Stated goal A: According to the passage on size invariance, which spatial frequency components are used to recognize small letters?
Stated goal B: List every study cited in the passage on size invariance, giving the authors and year of each.

Source document:
+ + +
Invariance to size has been demonstrated for various aspects of human object recognition. For example, training with different-size exemplars provided similar benefits in an object naming task as training with same-size stimuli (Furmanski & Engel,
2000). Another study of object naming found that the magnitude of a priming effect did not depend on whether the sizes of prime and test stimuli matched (Biederman & Cooper,
1992). Efficiency of letter identification and reading rate are only weakly affected by changes in letter size (Legge, Pelli, Rubin, & Schleske,
1985; Parish & Sperling,
1991; Pelli, Burns, Farell, & Moore-Page,
2006).
The fact that the visual performance of human observers is found to be scale invariant can be interpreted as indicating that the underlying recognition processes must also be scale invariant. However, recent evidence suggests otherwise. Majaj, Pelli, Kurshan, and Palomares (
2002) have shown that the critical band of spatial frequencies for recognizing letters changes with letter size. Large letters are recognized with their details (higher frequency components) whereas small letters are recognized with their large strokes (lower frequency components), a finding that has been replicated by others (Chung, Legge, & Tjan,
2002; Oruc & Landy,
2009).
+ + +
Recorded data:

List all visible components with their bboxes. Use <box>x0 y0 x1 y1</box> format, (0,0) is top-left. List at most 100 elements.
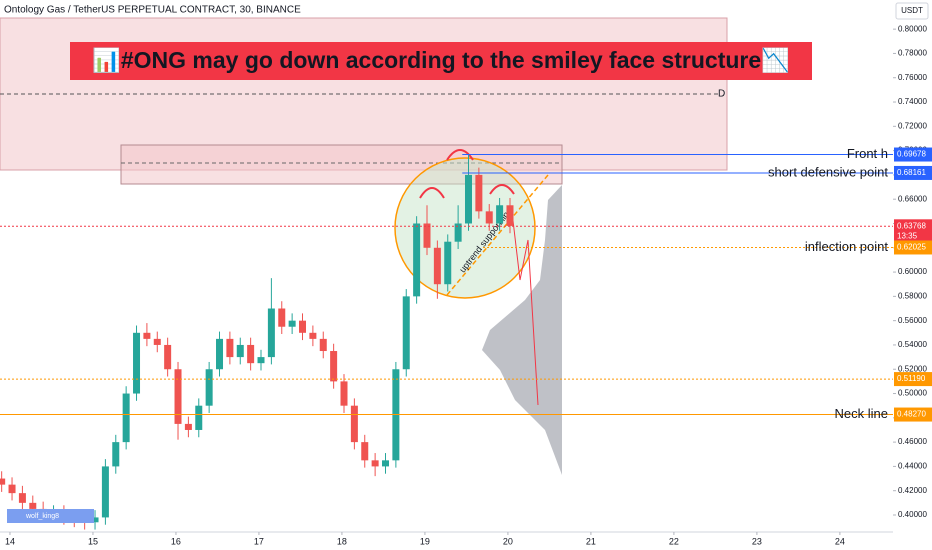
+ + +
Task response A: Lower frequency components, meaning their large strokes.

Task response B:
- Furmanski & Engel, 2000
- Biederman & Cooper, 1992
- Legge, Pelli, Rubin, & Schleske, 1985
- Parish & Sperling, 1991
- Pelli, Burns, Farell, & Moore-Page, 2006
- Majaj, Pelli, Kurshan, and Palomares, 2002
- Chung, Legge, & Tjan, 2002
- Oruc & Landy, 2009